• Data to process:
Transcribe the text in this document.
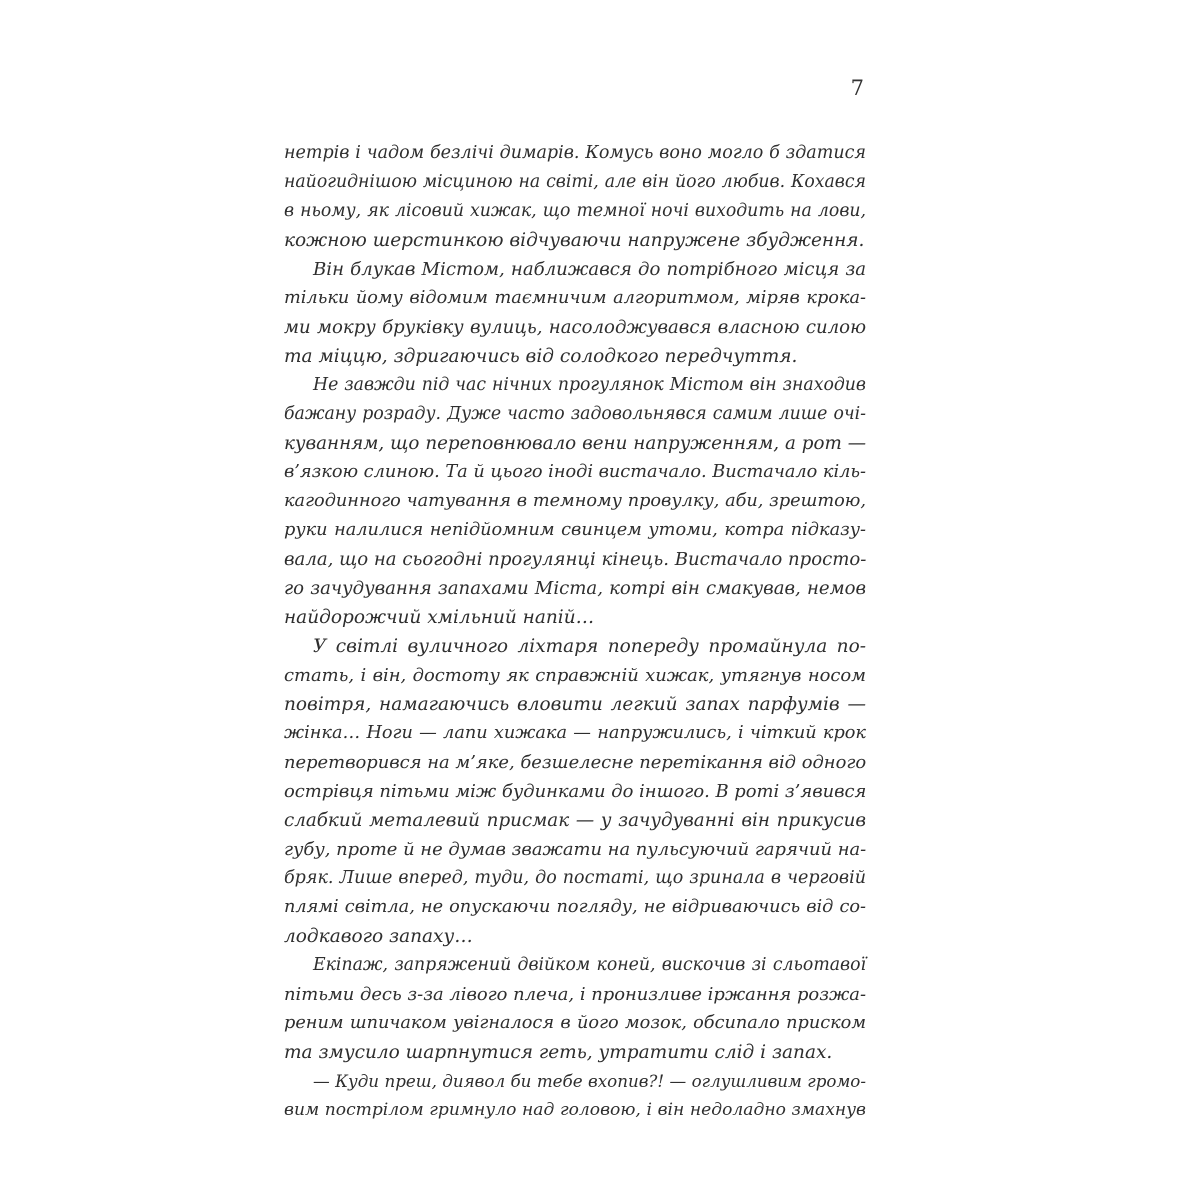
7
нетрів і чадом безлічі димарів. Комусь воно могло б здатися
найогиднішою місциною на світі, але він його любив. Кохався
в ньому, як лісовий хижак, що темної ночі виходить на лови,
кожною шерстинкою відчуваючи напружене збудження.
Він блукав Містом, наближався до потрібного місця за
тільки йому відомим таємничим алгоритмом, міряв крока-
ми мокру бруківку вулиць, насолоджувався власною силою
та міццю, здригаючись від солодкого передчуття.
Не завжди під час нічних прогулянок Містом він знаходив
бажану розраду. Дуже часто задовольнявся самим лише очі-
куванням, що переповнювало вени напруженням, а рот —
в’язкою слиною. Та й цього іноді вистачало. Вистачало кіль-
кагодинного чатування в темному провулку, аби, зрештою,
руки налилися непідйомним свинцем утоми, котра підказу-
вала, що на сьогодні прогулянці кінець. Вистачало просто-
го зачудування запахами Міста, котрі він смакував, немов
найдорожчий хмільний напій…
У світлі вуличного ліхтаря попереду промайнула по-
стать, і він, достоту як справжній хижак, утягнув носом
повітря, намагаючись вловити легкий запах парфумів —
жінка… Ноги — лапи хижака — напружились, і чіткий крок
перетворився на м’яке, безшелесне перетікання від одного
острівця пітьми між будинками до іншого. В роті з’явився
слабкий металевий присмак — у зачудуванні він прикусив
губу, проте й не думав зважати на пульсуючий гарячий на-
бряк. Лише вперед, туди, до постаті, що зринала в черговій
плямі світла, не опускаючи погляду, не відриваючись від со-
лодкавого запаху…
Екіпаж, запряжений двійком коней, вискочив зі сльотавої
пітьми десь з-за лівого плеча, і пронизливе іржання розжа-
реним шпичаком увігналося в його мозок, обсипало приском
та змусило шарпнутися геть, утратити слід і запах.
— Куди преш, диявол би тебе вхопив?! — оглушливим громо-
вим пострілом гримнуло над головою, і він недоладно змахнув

--

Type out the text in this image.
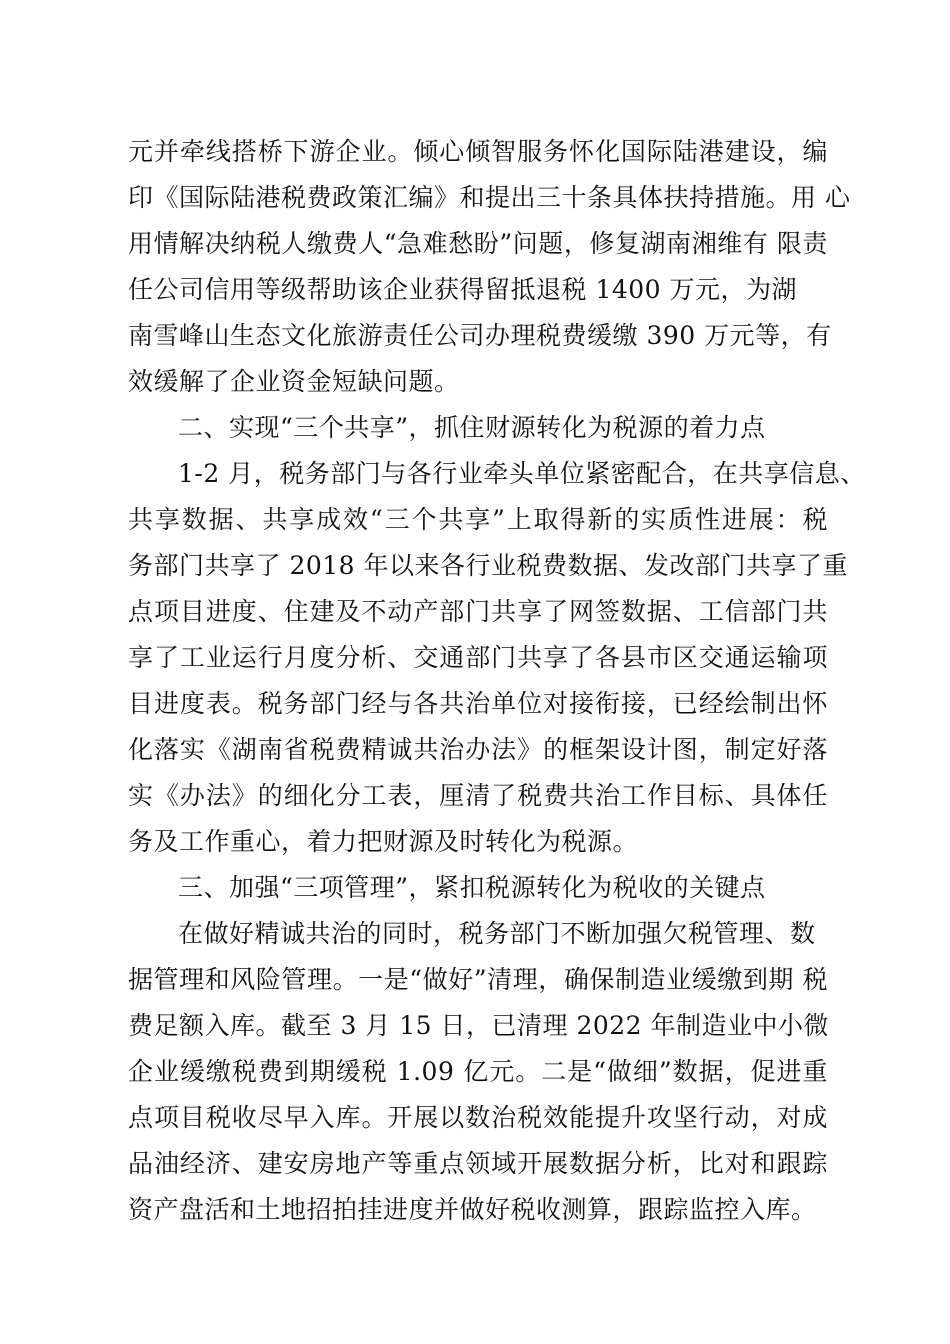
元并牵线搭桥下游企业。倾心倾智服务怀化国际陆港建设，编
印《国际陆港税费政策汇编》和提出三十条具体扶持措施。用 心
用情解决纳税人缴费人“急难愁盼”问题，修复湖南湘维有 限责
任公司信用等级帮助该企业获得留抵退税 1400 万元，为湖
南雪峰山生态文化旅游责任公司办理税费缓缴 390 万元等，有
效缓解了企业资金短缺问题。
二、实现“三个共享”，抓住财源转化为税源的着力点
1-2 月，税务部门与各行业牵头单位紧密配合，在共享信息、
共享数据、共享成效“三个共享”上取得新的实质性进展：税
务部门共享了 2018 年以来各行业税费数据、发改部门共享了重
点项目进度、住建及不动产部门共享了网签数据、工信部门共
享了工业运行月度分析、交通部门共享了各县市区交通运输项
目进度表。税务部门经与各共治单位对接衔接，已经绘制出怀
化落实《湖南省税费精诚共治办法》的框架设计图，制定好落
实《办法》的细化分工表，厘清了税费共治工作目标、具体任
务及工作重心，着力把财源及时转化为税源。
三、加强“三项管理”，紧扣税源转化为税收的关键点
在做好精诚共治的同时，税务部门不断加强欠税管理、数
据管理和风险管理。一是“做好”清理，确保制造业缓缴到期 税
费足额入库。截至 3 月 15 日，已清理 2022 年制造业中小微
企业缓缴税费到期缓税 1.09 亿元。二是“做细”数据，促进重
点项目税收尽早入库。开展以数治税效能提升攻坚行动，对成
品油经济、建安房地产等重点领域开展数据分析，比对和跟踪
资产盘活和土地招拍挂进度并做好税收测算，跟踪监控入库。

• What the task requires: Extract, from the material above, each line holding the word "Вистачало".

• Finished answer:
в’язкою слиною. Та й цього іноді вистачало. Вистачало кіль-
вала, що на сьогодні прогулянці кінець. Вистачало просто-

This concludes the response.